Luego de sostener un diálogo con estudiantes y profesores de la UAM Xochimilco sobre las recientes reformas constitucionales en materia de transparencia y combate a la corrupción, Manuel Canto planteó la pregunta fundamental: ¿Cómo integrar la participación ciudadana en esas tareas, sin pasar por el control de los partidos políticos? Mi respuesta fue automática: no se puede evitar esa aduana, pero sí se puede exigir que sea transparente y profesional. Sin embargo debí añadir: aunque, de momento, eso seguirá dependiendo de los dirigentes de la clase política.

Lo que no se puede negar es que el desencuentro entre dirigentes políticos y sociedad no es cosa trivial y que la desconfianza entre unos y otros tiene razones de mucho peso. Para escampar el terreno, paso de prisa por el argumento de quienes sostienen que ese divorcio es ficticio, pues la gente sigue votando y los procesos electorales siguen integrando la representación política. Quienes defienden esa única forma de normalidad democrática omiten bibliotecas enteras, tratando de tapar el sol con un dedo. La verdad es que la desafección de la sociedad con la democracia pasa también por la calidad de la representación ofrecida y por el ejercicio (no) democrático de la autoridad. Distribuir el poder mediante procedimientos legítimos es cosa muy diferente a convalidar las decisiones de quienes lo ejercen.

* **Material de datos**
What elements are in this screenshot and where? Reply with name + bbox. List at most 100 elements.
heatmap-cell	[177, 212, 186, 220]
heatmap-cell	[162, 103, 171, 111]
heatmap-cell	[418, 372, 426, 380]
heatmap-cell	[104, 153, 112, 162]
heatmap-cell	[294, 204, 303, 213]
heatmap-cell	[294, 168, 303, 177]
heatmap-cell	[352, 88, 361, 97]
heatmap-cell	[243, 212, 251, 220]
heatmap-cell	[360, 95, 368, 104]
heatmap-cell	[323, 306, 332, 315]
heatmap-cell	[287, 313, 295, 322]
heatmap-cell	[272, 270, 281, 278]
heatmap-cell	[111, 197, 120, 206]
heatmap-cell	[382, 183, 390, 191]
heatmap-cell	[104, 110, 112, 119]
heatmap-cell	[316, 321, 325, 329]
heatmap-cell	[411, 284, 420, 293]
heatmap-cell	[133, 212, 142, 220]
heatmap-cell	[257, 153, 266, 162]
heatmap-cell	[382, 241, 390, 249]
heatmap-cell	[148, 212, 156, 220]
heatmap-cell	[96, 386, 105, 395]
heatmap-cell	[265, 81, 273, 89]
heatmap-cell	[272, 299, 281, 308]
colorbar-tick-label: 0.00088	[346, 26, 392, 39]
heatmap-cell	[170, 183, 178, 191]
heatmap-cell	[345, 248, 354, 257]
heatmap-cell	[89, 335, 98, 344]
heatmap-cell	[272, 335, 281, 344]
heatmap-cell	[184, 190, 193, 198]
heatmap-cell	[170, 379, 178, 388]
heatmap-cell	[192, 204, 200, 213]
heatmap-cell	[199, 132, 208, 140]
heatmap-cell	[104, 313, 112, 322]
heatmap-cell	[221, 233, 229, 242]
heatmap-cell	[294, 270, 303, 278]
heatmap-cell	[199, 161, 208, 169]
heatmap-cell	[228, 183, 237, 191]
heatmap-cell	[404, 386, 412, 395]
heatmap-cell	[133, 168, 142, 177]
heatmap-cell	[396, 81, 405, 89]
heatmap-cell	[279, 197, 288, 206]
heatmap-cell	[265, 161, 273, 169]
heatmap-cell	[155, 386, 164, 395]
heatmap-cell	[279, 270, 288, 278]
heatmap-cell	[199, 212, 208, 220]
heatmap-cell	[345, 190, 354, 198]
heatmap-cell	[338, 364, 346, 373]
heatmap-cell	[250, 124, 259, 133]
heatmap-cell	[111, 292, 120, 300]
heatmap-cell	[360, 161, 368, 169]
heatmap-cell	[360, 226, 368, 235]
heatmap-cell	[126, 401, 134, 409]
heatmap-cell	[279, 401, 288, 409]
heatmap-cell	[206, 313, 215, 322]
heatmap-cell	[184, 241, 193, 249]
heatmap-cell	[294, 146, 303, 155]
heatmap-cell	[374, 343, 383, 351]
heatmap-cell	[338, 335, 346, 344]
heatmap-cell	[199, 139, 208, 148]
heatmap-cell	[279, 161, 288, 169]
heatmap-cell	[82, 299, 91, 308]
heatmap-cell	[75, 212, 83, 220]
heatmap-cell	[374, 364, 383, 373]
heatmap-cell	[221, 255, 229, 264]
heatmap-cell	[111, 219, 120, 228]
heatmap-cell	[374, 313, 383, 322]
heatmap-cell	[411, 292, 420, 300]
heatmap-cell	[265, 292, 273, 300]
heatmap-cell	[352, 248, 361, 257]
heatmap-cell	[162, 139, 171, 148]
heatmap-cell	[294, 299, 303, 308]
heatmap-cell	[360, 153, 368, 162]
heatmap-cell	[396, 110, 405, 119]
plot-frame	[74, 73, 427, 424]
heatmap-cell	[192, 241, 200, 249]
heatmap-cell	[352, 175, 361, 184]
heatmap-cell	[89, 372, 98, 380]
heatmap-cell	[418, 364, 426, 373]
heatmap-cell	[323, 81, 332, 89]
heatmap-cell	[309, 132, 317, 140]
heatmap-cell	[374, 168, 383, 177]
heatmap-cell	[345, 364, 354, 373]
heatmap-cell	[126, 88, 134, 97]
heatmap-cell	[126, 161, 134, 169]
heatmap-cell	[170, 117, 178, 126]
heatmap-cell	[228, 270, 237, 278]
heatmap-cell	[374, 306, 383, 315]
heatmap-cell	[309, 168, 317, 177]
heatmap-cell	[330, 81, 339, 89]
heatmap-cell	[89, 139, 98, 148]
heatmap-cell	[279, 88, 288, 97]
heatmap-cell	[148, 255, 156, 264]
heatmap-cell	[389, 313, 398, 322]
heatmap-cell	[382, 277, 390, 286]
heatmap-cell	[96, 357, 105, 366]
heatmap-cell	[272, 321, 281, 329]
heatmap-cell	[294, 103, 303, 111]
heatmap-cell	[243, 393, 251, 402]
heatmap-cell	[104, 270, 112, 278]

* **Instrucciones**
1. En el artículo sobre participación ciudadana, ¿quién planteó la pregunta sobre cómo integrarla sin pasar por el control de los partidos políticos?
2. Edita el fragmento del artículo sobre participación ciudadana que empieza en las palabras "Lo que no se" y termina después de "quienes lo ejercen.", con "divorcio" sustituido por "distanciamiento".
Este material es independiente del artículo.

* **Respuestas**
1. Manuel Canto.

2.
Lo que no se puede negar es que el desencuentro entre dirigentes políticos y sociedad no es cosa trivial y que la desconfianza entre unos y otros tiene razones de mucho peso. Para escampar el terreno, paso de prisa por el argumento de quienes sostienen que ese distanciamiento es ficticio, pues la gente sigue votando y los procesos electorales siguen integrando la representación política. Quienes defienden esa única forma de normalidad democrática omiten bibliotecas enteras, tratando de tapar el sol con un dedo. La verdad es que la desafección de la sociedad con la democracia pasa también por la calidad de la representación ofrecida y por el ejercicio (no) democrático de la autoridad. Distribuir el poder mediante procedimientos legítimos es cosa muy diferente a convalidar las decisiones de quienes lo ejercen.